Aim of the task
Reproduce the listing below line for line, changing nothing.

Input records
***

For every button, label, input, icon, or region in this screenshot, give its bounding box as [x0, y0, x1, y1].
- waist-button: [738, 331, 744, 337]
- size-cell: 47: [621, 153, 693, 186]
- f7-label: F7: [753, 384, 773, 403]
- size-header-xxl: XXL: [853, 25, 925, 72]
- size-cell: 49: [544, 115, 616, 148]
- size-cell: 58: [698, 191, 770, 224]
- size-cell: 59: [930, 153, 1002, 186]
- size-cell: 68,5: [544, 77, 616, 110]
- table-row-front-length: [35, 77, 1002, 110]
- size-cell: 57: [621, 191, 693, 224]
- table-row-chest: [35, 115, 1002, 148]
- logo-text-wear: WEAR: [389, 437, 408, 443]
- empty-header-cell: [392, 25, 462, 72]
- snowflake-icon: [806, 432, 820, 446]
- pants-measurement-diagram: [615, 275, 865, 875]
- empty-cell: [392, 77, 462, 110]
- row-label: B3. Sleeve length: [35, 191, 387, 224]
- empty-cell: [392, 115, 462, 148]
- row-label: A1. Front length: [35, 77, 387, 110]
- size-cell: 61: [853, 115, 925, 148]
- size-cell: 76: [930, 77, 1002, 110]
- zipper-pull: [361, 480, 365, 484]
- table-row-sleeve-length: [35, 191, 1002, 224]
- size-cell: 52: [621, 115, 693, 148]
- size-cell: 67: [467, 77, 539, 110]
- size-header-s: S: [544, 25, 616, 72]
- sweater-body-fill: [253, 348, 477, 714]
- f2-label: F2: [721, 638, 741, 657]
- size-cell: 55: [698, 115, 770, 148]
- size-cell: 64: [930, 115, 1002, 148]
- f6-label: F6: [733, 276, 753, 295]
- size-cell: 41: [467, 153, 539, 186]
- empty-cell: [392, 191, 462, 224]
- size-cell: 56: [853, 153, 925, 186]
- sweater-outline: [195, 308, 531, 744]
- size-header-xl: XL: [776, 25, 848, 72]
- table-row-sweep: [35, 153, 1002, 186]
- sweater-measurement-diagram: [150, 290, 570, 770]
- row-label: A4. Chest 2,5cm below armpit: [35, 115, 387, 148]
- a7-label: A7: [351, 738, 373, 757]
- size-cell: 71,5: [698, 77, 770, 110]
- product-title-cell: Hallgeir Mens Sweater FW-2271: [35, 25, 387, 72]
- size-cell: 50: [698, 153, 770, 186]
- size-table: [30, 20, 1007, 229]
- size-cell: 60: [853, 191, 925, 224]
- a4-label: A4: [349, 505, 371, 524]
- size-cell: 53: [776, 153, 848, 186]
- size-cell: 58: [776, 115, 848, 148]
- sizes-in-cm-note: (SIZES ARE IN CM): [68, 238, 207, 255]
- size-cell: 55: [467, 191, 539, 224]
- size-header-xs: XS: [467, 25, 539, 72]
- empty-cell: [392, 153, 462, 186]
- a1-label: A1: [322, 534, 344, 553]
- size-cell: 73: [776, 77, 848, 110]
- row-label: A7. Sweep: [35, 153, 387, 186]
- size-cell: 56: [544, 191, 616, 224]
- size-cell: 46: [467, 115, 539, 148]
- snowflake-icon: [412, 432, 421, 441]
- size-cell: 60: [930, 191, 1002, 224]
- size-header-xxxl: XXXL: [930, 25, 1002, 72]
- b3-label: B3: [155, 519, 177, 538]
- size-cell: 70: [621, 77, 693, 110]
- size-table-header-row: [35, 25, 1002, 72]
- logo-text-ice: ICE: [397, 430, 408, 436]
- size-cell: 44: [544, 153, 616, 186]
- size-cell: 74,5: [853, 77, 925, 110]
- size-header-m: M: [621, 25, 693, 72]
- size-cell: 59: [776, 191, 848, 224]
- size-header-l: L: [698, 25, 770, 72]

***

The solution
For every button, label, input, icon, or region in this screenshot, give its bounding box as [x0, y0, x1, y1].
- waist-button: [738, 331, 744, 337]
- size-cell: 47: [621, 153, 693, 186]
- f7-label: F7: [753, 384, 773, 403]
- size-header-xxl: XXL: [853, 25, 925, 72]
- size-cell: 49: [544, 115, 616, 148]
- size-cell: 58: [698, 191, 770, 224]
- size-cell: 59: [930, 153, 1002, 186]
- size-cell: 68,5: [544, 77, 616, 110]
- table-row-front-length: [35, 77, 1002, 110]
- size-cell: 57: [621, 191, 693, 224]
- table-row-chest: [35, 115, 1002, 148]
- logo-text-wear: WEAR: [389, 437, 408, 443]
- empty-header-cell: [392, 25, 462, 72]
- snowflake-icon: [806, 432, 820, 446]
- pants-measurement-diagram: [615, 275, 865, 875]
- empty-cell: [392, 77, 462, 110]
- row-label: B3. Sleeve length: [35, 191, 387, 224]
- empty-cell: [392, 115, 462, 148]
- row-label: A1. Front length: [35, 77, 387, 110]
- size-cell: 61: [853, 115, 925, 148]
- size-cell: 76: [930, 77, 1002, 110]
- zipper-pull: [361, 480, 365, 484]
- table-row-sleeve-length: [35, 191, 1002, 224]
- size-cell: 52: [621, 115, 693, 148]
- size-cell: 67: [467, 77, 539, 110]
- size-header-s: S: [544, 25, 616, 72]
- sweater-body-fill: [253, 348, 477, 714]
- f2-label: F2: [721, 638, 741, 657]
- size-cell: 55: [698, 115, 770, 148]
- size-cell: 64: [930, 115, 1002, 148]
- f6-label: F6: [733, 276, 753, 295]
- size-cell: 41: [467, 153, 539, 186]
- empty-cell: [392, 191, 462, 224]
- size-cell: 56: [853, 153, 925, 186]
- sweater-outline: [195, 308, 531, 744]
- size-header-xl: XL: [776, 25, 848, 72]
- table-row-sweep: [35, 153, 1002, 186]
- sweater-measurement-diagram: [150, 290, 570, 770]
- row-label: A4. Chest 2,5cm below armpit: [35, 115, 387, 148]
- a7-label: A7: [351, 738, 373, 757]
- size-cell: 71,5: [698, 77, 770, 110]
- product-title-cell: Hallgeir Mens Sweater FW-2271: [35, 25, 387, 72]
- size-cell: 50: [698, 153, 770, 186]
- size-table: [30, 20, 1007, 229]
- size-cell: 60: [853, 191, 925, 224]
- a4-label: A4: [349, 505, 371, 524]
- size-cell: 53: [776, 153, 848, 186]
- size-cell: 58: [776, 115, 848, 148]
- sizes-in-cm-note: (SIZES ARE IN CM): [68, 238, 207, 255]
- size-cell: 55: [467, 191, 539, 224]
- size-header-xs: XS: [467, 25, 539, 72]
- empty-cell: [392, 153, 462, 186]
- a1-label: A1: [322, 534, 344, 553]
- size-cell: 73: [776, 77, 848, 110]
- row-label: A7. Sweep: [35, 153, 387, 186]
- size-cell: 56: [544, 191, 616, 224]
- size-cell: 46: [467, 115, 539, 148]
- snowflake-icon: [412, 432, 421, 441]
- size-cell: 60: [930, 191, 1002, 224]
- size-header-xxxl: XXXL: [930, 25, 1002, 72]
- b3-label: B3: [155, 519, 177, 538]
- size-cell: 70: [621, 77, 693, 110]
- size-table-header-row: [35, 25, 1002, 72]
- logo-text-ice: ICE: [397, 430, 408, 436]
- size-cell: 44: [544, 153, 616, 186]
- size-cell: 74,5: [853, 77, 925, 110]
- size-header-m: M: [621, 25, 693, 72]
- size-cell: 59: [776, 191, 848, 224]
- size-header-l: L: [698, 25, 770, 72]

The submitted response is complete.